> **Work to complete**
Pull out every line containing the string "Imbalance".
═══ Exercise materials ═══
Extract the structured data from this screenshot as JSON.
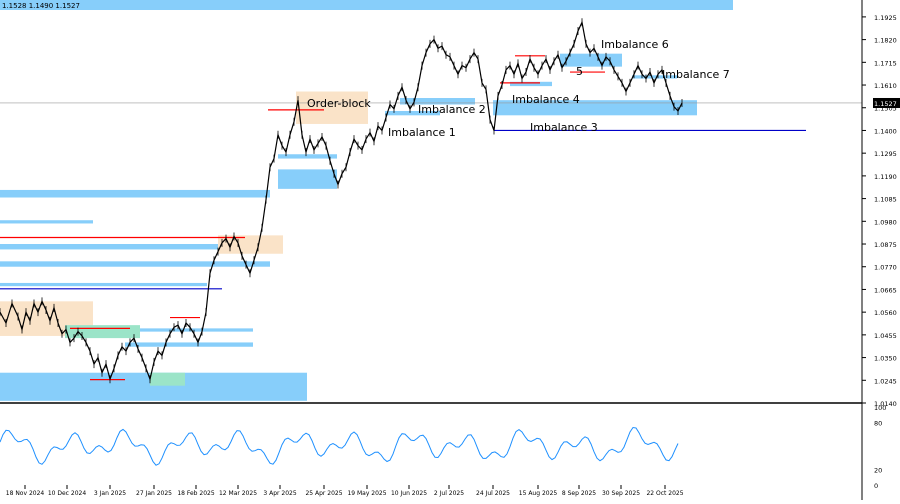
{
  "header": {
    "ohlc": "1.1528 1.1490 1.1527"
  },
  "chart_data": {
    "type": "candlestick",
    "title": "",
    "xlabel": "",
    "ylabel": "",
    "ylim": [
      1.014,
      1.198
    ],
    "grid": false,
    "current_price": 1.1527,
    "y_ticks": [
      1.1925,
      1.182,
      1.1715,
      1.161,
      1.1505,
      1.14,
      1.1295,
      1.119,
      1.1085,
      1.098,
      1.0875,
      1.077,
      1.0665,
      1.056,
      1.0455,
      1.035,
      1.0245,
      1.014
    ],
    "x_ticks": [
      "18 Nov 2024",
      "10 Dec 2024",
      "3 Jan 2025",
      "27 Jan 2025",
      "18 Feb 2025",
      "12 Mar 2025",
      "3 Apr 2025",
      "25 Apr 2025",
      "19 May 2025",
      "10 Jun 2025",
      "2 Jul 2025",
      "24 Jul 2025",
      "15 Aug 2025",
      "8 Sep 2025",
      "30 Sep 2025",
      "22 Oct 2025"
    ],
    "price_path": [
      [
        0,
        1.056
      ],
      [
        6,
        1.051
      ],
      [
        12,
        1.06
      ],
      [
        18,
        1.054
      ],
      [
        22,
        1.048
      ],
      [
        26,
        1.056
      ],
      [
        30,
        1.052
      ],
      [
        34,
        1.06
      ],
      [
        38,
        1.056
      ],
      [
        42,
        1.061
      ],
      [
        46,
        1.057
      ],
      [
        50,
        1.052
      ],
      [
        54,
        1.058
      ],
      [
        58,
        1.051
      ],
      [
        62,
        1.046
      ],
      [
        66,
        1.048
      ],
      [
        70,
        1.042
      ],
      [
        74,
        1.044
      ],
      [
        78,
        1.047
      ],
      [
        82,
        1.045
      ],
      [
        86,
        1.042
      ],
      [
        90,
        1.038
      ],
      [
        94,
        1.032
      ],
      [
        98,
        1.035
      ],
      [
        102,
        1.028
      ],
      [
        106,
        1.032
      ],
      [
        110,
        1.025
      ],
      [
        114,
        1.03
      ],
      [
        118,
        1.036
      ],
      [
        122,
        1.04
      ],
      [
        126,
        1.038
      ],
      [
        130,
        1.042
      ],
      [
        134,
        1.044
      ],
      [
        138,
        1.039
      ],
      [
        142,
        1.035
      ],
      [
        146,
        1.03
      ],
      [
        150,
        1.025
      ],
      [
        154,
        1.033
      ],
      [
        158,
        1.038
      ],
      [
        162,
        1.036
      ],
      [
        166,
        1.042
      ],
      [
        170,
        1.046
      ],
      [
        174,
        1.049
      ],
      [
        178,
        1.05
      ],
      [
        182,
        1.046
      ],
      [
        186,
        1.051
      ],
      [
        190,
        1.049
      ],
      [
        194,
        1.046
      ],
      [
        198,
        1.042
      ],
      [
        202,
        1.047
      ],
      [
        206,
        1.056
      ],
      [
        210,
        1.074
      ],
      [
        214,
        1.08
      ],
      [
        218,
        1.084
      ],
      [
        222,
        1.088
      ],
      [
        226,
        1.09
      ],
      [
        230,
        1.086
      ],
      [
        234,
        1.091
      ],
      [
        238,
        1.088
      ],
      [
        242,
        1.082
      ],
      [
        246,
        1.078
      ],
      [
        250,
        1.074
      ],
      [
        254,
        1.08
      ],
      [
        258,
        1.086
      ],
      [
        262,
        1.095
      ],
      [
        266,
        1.108
      ],
      [
        270,
        1.123
      ],
      [
        274,
        1.127
      ],
      [
        278,
        1.138
      ],
      [
        282,
        1.133
      ],
      [
        286,
        1.13
      ],
      [
        290,
        1.138
      ],
      [
        294,
        1.144
      ],
      [
        298,
        1.154
      ],
      [
        302,
        1.138
      ],
      [
        306,
        1.13
      ],
      [
        310,
        1.136
      ],
      [
        314,
        1.131
      ],
      [
        318,
        1.134
      ],
      [
        322,
        1.137
      ],
      [
        326,
        1.133
      ],
      [
        330,
        1.126
      ],
      [
        334,
        1.12
      ],
      [
        338,
        1.115
      ],
      [
        342,
        1.12
      ],
      [
        346,
        1.123
      ],
      [
        350,
        1.13
      ],
      [
        354,
        1.136
      ],
      [
        358,
        1.133
      ],
      [
        362,
        1.131
      ],
      [
        366,
        1.136
      ],
      [
        370,
        1.139
      ],
      [
        374,
        1.135
      ],
      [
        378,
        1.142
      ],
      [
        382,
        1.14
      ],
      [
        386,
        1.146
      ],
      [
        390,
        1.152
      ],
      [
        394,
        1.15
      ],
      [
        398,
        1.156
      ],
      [
        402,
        1.16
      ],
      [
        406,
        1.154
      ],
      [
        410,
        1.15
      ],
      [
        414,
        1.153
      ],
      [
        418,
        1.16
      ],
      [
        422,
        1.17
      ],
      [
        426,
        1.176
      ],
      [
        430,
        1.18
      ],
      [
        434,
        1.182
      ],
      [
        438,
        1.178
      ],
      [
        442,
        1.179
      ],
      [
        446,
        1.175
      ],
      [
        450,
        1.174
      ],
      [
        454,
        1.17
      ],
      [
        458,
        1.166
      ],
      [
        462,
        1.17
      ],
      [
        466,
        1.169
      ],
      [
        470,
        1.173
      ],
      [
        474,
        1.176
      ],
      [
        478,
        1.173
      ],
      [
        482,
        1.162
      ],
      [
        486,
        1.159
      ],
      [
        490,
        1.145
      ],
      [
        494,
        1.14
      ],
      [
        498,
        1.156
      ],
      [
        502,
        1.161
      ],
      [
        506,
        1.168
      ],
      [
        510,
        1.17
      ],
      [
        514,
        1.166
      ],
      [
        518,
        1.171
      ],
      [
        522,
        1.164
      ],
      [
        526,
        1.167
      ],
      [
        530,
        1.173
      ],
      [
        534,
        1.169
      ],
      [
        538,
        1.166
      ],
      [
        542,
        1.17
      ],
      [
        546,
        1.173
      ],
      [
        550,
        1.168
      ],
      [
        554,
        1.172
      ],
      [
        558,
        1.175
      ],
      [
        562,
        1.169
      ],
      [
        566,
        1.172
      ],
      [
        570,
        1.176
      ],
      [
        574,
        1.18
      ],
      [
        578,
        1.186
      ],
      [
        582,
        1.19
      ],
      [
        586,
        1.18
      ],
      [
        590,
        1.176
      ],
      [
        594,
        1.178
      ],
      [
        598,
        1.174
      ],
      [
        602,
        1.17
      ],
      [
        606,
        1.174
      ],
      [
        610,
        1.172
      ],
      [
        614,
        1.168
      ],
      [
        618,
        1.165
      ],
      [
        622,
        1.162
      ],
      [
        626,
        1.158
      ],
      [
        630,
        1.162
      ],
      [
        634,
        1.166
      ],
      [
        638,
        1.17
      ],
      [
        642,
        1.166
      ],
      [
        646,
        1.164
      ],
      [
        650,
        1.167
      ],
      [
        654,
        1.162
      ],
      [
        658,
        1.166
      ],
      [
        662,
        1.168
      ],
      [
        666,
        1.162
      ],
      [
        670,
        1.156
      ],
      [
        674,
        1.151
      ],
      [
        678,
        1.149
      ],
      [
        682,
        1.1527
      ]
    ],
    "rsi": {
      "labels": [
        "100",
        "80",
        "20",
        "0"
      ]
    },
    "annotations": [
      "Order-block",
      "Imbalance 1",
      "Imbalance 2",
      "Imbalance 3",
      "Imbalance 4",
      "5",
      "Imbalance 6",
      "Imbalance 7"
    ],
    "colors": {
      "zone_blue": "#87cefa",
      "zone_orange": "#fae3c8",
      "zone_green": "#9be4c8",
      "support": "#ff0000",
      "resistance": "#0000c8",
      "rsi_line": "#1e90ff",
      "price_bar": "#000000"
    }
  }
}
═══
> **Exercise solution**
      "Imbalance 1",
      "Imbalance 2",
      "Imbalance 3",
      "Imbalance 4",
      "Imbalance 6",
      "Imbalance 7"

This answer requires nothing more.